▸ **Working data**
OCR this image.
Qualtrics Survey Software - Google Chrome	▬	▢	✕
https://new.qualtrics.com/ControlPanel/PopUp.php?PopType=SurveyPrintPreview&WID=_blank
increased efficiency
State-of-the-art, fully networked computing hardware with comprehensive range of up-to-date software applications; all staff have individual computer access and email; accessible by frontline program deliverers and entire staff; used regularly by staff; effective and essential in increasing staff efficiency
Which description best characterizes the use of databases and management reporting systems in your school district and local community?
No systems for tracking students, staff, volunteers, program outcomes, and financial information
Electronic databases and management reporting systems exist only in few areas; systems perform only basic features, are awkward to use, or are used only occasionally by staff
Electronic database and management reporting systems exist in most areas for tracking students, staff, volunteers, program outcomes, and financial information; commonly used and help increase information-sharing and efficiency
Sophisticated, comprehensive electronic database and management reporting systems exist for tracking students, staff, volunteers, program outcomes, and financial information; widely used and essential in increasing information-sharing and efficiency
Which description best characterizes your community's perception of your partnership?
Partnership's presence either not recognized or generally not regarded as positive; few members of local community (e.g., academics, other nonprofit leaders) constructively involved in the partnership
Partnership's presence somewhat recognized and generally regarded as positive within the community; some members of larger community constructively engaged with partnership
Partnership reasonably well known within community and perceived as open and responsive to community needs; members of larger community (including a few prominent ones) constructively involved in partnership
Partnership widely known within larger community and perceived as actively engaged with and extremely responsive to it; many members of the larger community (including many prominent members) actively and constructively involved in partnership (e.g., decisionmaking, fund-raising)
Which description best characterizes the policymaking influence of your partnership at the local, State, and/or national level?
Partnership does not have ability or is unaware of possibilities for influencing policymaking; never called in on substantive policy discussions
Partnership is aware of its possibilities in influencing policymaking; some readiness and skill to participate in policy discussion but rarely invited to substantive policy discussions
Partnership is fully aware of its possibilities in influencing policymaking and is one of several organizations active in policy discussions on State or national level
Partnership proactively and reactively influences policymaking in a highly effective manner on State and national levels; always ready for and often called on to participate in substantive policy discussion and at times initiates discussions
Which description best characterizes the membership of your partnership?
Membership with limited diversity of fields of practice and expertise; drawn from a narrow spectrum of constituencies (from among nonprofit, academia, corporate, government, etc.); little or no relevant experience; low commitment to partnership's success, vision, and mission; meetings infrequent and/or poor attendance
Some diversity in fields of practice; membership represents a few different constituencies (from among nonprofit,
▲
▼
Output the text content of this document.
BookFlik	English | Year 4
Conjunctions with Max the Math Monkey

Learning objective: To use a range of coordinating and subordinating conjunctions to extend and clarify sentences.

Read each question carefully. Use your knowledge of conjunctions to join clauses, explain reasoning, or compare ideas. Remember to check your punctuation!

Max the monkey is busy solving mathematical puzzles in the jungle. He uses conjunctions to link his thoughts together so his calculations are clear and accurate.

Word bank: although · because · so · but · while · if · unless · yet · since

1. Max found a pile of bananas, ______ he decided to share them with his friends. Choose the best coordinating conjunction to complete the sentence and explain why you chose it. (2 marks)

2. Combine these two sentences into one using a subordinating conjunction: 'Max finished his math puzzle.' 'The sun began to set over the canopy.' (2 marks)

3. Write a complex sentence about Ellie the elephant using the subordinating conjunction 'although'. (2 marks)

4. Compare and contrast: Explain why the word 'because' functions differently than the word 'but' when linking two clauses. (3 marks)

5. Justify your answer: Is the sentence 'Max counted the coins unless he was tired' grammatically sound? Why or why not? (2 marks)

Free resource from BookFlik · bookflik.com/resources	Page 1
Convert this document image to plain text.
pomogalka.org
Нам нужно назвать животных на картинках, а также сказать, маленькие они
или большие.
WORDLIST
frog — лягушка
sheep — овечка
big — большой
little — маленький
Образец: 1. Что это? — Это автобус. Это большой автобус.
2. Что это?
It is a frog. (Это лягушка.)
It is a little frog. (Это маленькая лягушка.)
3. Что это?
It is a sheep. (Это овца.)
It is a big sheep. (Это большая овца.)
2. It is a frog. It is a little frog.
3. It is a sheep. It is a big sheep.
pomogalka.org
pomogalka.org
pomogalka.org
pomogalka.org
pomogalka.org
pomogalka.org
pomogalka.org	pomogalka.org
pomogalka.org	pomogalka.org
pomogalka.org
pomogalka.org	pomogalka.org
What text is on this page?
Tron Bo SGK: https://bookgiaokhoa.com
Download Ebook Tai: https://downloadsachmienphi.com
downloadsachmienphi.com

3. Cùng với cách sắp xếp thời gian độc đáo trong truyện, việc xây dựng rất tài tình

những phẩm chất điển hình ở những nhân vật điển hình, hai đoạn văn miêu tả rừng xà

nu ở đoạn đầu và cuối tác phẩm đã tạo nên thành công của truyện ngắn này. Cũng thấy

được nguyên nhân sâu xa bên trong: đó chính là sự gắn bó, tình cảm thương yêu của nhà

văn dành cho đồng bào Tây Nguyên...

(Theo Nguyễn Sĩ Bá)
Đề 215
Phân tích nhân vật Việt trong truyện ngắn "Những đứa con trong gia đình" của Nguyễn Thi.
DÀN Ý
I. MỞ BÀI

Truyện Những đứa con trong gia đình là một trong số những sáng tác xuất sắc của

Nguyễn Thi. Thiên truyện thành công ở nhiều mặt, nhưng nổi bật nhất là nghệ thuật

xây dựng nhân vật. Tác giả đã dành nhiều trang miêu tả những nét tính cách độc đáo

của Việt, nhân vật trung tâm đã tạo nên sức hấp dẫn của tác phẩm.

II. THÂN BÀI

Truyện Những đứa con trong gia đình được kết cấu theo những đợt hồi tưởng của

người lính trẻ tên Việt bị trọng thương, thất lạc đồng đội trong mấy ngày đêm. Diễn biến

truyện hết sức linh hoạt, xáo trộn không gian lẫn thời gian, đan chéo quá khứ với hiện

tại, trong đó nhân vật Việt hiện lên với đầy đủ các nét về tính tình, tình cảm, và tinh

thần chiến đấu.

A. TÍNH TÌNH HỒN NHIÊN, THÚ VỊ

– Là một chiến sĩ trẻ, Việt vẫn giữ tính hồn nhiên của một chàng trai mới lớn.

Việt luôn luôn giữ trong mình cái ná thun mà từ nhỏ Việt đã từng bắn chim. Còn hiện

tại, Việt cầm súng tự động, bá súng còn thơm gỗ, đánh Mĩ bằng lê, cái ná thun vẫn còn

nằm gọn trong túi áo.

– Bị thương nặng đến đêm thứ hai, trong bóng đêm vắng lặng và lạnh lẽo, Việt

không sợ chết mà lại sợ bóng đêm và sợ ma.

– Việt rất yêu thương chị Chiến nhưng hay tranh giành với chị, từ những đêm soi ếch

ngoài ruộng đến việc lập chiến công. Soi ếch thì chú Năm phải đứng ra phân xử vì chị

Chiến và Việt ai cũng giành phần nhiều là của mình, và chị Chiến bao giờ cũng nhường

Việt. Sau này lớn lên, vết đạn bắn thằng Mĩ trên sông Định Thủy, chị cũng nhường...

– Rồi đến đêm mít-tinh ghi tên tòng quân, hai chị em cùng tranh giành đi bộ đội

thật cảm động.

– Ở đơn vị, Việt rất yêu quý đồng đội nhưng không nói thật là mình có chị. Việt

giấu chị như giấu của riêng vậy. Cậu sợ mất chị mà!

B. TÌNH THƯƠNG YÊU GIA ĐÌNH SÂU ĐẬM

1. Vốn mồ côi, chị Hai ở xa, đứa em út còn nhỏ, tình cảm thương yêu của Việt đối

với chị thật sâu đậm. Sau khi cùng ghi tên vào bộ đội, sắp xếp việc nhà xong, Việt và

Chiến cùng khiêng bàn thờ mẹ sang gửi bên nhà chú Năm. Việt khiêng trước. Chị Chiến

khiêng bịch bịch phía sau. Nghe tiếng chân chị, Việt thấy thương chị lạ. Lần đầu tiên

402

▸ **Goal of the exercise**
Repeat the data above, word for word.

▸ **Completed exercise**
OCR this image.
Qualtrics Survey Software - Google Chrome	▬	▢	✕
https://new.qualtrics.com/ControlPanel/PopUp.php?PopType=SurveyPrintPreview&WID=_blank
increased efficiency
State-of-the-art, fully networked computing hardware with comprehensive range of up-to-date software applications; all staff have individual computer access and email; accessible by frontline program deliverers and entire staff; used regularly by staff; effective and essential in increasing staff efficiency
Which description best characterizes the use of databases and management reporting systems in your school district and local community?
No systems for tracking students, staff, volunteers, program outcomes, and financial information
Electronic databases and management reporting systems exist only in few areas; systems perform only basic features, are awkward to use, or are used only occasionally by staff
Electronic database and management reporting systems exist in most areas for tracking students, staff, volunteers, program outcomes, and financial information; commonly used and help increase information-sharing and efficiency
Sophisticated, comprehensive electronic database and management reporting systems exist for tracking students, staff, volunteers, program outcomes, and financial information; widely used and essential in increasing information-sharing and efficiency
Which description best characterizes your community's perception of your partnership?
Partnership's presence either not recognized or generally not regarded as positive; few members of local community (e.g., academics, other nonprofit leaders) constructively involved in the partnership
Partnership's presence somewhat recognized and generally regarded as positive within the community; some members of larger community constructively engaged with partnership
Partnership reasonably well known within community and perceived as open and responsive to community needs; members of larger community (including a few prominent ones) constructively involved in partnership
Partnership widely known within larger community and perceived as actively engaged with and extremely responsive to it; many members of the larger community (including many prominent members) actively and constructively involved in partnership (e.g., decisionmaking, fund-raising)
Which description best characterizes the policymaking influence of your partnership at the local, State, and/or national level?
Partnership does not have ability or is unaware of possibilities for influencing policymaking; never called in on substantive policy discussions
Partnership is aware of its possibilities in influencing policymaking; some readiness and skill to participate in policy discussion but rarely invited to substantive policy discussions
Partnership is fully aware of its possibilities in influencing policymaking and is one of several organizations active in policy discussions on State or national level
Partnership proactively and reactively influences policymaking in a highly effective manner on State and national levels; always ready for and often called on to participate in substantive policy discussion and at times initiates discussions
Which description best characterizes the membership of your partnership?
Membership with limited diversity of fields of practice and expertise; drawn from a narrow spectrum of constituencies (from among nonprofit, academia, corporate, government, etc.); little or no relevant experience; low commitment to partnership's success, vision, and mission; meetings infrequent and/or poor attendance
Some diversity in fields of practice; membership represents a few different constituencies (from among nonprofit,
▲
▼
Output the text content of this document.
BookFlik	English | Year 4
Conjunctions with Max the Math Monkey

Learning objective: To use a range of coordinating and subordinating conjunctions to extend and clarify sentences.

Read each question carefully. Use your knowledge of conjunctions to join clauses, explain reasoning, or compare ideas. Remember to check your punctuation!

Max the monkey is busy solving mathematical puzzles in the jungle. He uses conjunctions to link his thoughts together so his calculations are clear and accurate.

Word bank: although · because · so · but · while · if · unless · yet · since

1. Max found a pile of bananas, ______ he decided to share them with his friends. Choose the best coordinating conjunction to complete the sentence and explain why you chose it. (2 marks)

2. Combine these two sentences into one using a subordinating conjunction: 'Max finished his math puzzle.' 'The sun began to set over the canopy.' (2 marks)

3. Write a complex sentence about Ellie the elephant using the subordinating conjunction 'although'. (2 marks)

4. Compare and contrast: Explain why the word 'because' functions differently than the word 'but' when linking two clauses. (3 marks)

5. Justify your answer: Is the sentence 'Max counted the coins unless he was tired' grammatically sound? Why or why not? (2 marks)

Free resource from BookFlik · bookflik.com/resources	Page 1
Convert this document image to plain text.
pomogalka.org
Нам нужно назвать животных на картинках, а также сказать, маленькие они
или большие.
WORDLIST
frog — лягушка
sheep — овечка
big — большой
little — маленький
Образец: 1. Что это? — Это автобус. Это большой автобус.
2. Что это?
It is a frog. (Это лягушка.)
It is a little frog. (Это маленькая лягушка.)
3. Что это?
It is a sheep. (Это овца.)
It is a big sheep. (Это большая овца.)
2. It is a frog. It is a little frog.
3. It is a sheep. It is a big sheep.
pomogalka.org
pomogalka.org
pomogalka.org
pomogalka.org
pomogalka.org
pomogalka.org
pomogalka.org	pomogalka.org
pomogalka.org	pomogalka.org
pomogalka.org
pomogalka.org	pomogalka.org
What text is on this page?
Tron Bo SGK: https://bookgiaokhoa.com
Download Ebook Tai: https://downloadsachmienphi.com
downloadsachmienphi.com

3. Cùng với cách sắp xếp thời gian độc đáo trong truyện, việc xây dựng rất tài tình

những phẩm chất điển hình ở những nhân vật điển hình, hai đoạn văn miêu tả rừng xà

nu ở đoạn đầu và cuối tác phẩm đã tạo nên thành công của truyện ngắn này. Cũng thấy

được nguyên nhân sâu xa bên trong: đó chính là sự gắn bó, tình cảm thương yêu của nhà

văn dành cho đồng bào Tây Nguyên...

(Theo Nguyễn Sĩ Bá)
Đề 215
Phân tích nhân vật Việt trong truyện ngắn "Những đứa con trong gia đình" của Nguyễn Thi.
DÀN Ý
I. MỞ BÀI

Truyện Những đứa con trong gia đình là một trong số những sáng tác xuất sắc của

Nguyễn Thi. Thiên truyện thành công ở nhiều mặt, nhưng nổi bật nhất là nghệ thuật

xây dựng nhân vật. Tác giả đã dành nhiều trang miêu tả những nét tính cách độc đáo

của Việt, nhân vật trung tâm đã tạo nên sức hấp dẫn của tác phẩm.

II. THÂN BÀI

Truyện Những đứa con trong gia đình được kết cấu theo những đợt hồi tưởng của

người lính trẻ tên Việt bị trọng thương, thất lạc đồng đội trong mấy ngày đêm. Diễn biến

truyện hết sức linh hoạt, xáo trộn không gian lẫn thời gian, đan chéo quá khứ với hiện

tại, trong đó nhân vật Việt hiện lên với đầy đủ các nét về tính tình, tình cảm, và tinh

thần chiến đấu.

A. TÍNH TÌNH HỒN NHIÊN, THÚ VỊ

– Là một chiến sĩ trẻ, Việt vẫn giữ tính hồn nhiên của một chàng trai mới lớn.

Việt luôn luôn giữ trong mình cái ná thun mà từ nhỏ Việt đã từng bắn chim. Còn hiện

tại, Việt cầm súng tự động, bá súng còn thơm gỗ, đánh Mĩ bằng lê, cái ná thun vẫn còn

nằm gọn trong túi áo.

– Bị thương nặng đến đêm thứ hai, trong bóng đêm vắng lặng và lạnh lẽo, Việt

không sợ chết mà lại sợ bóng đêm và sợ ma.

– Việt rất yêu thương chị Chiến nhưng hay tranh giành với chị, từ những đêm soi ếch

ngoài ruộng đến việc lập chiến công. Soi ếch thì chú Năm phải đứng ra phân xử vì chị

Chiến và Việt ai cũng giành phần nhiều là của mình, và chị Chiến bao giờ cũng nhường

Việt. Sau này lớn lên, vết đạn bắn thằng Mĩ trên sông Định Thủy, chị cũng nhường...

– Rồi đến đêm mít-tinh ghi tên tòng quân, hai chị em cùng tranh giành đi bộ đội

thật cảm động.

– Ở đơn vị, Việt rất yêu quý đồng đội nhưng không nói thật là mình có chị. Việt

giấu chị như giấu của riêng vậy. Cậu sợ mất chị mà!

B. TÌNH THƯƠNG YÊU GIA ĐÌNH SÂU ĐẬM

1. Vốn mồ côi, chị Hai ở xa, đứa em út còn nhỏ, tình cảm thương yêu của Việt đối

với chị thật sâu đậm. Sau khi cùng ghi tên vào bộ đội, sắp xếp việc nhà xong, Việt và

Chiến cùng khiêng bàn thờ mẹ sang gửi bên nhà chú Năm. Việt khiêng trước. Chị Chiến

khiêng bịch bịch phía sau. Nghe tiếng chân chị, Việt thấy thương chị lạ. Lần đầu tiên

402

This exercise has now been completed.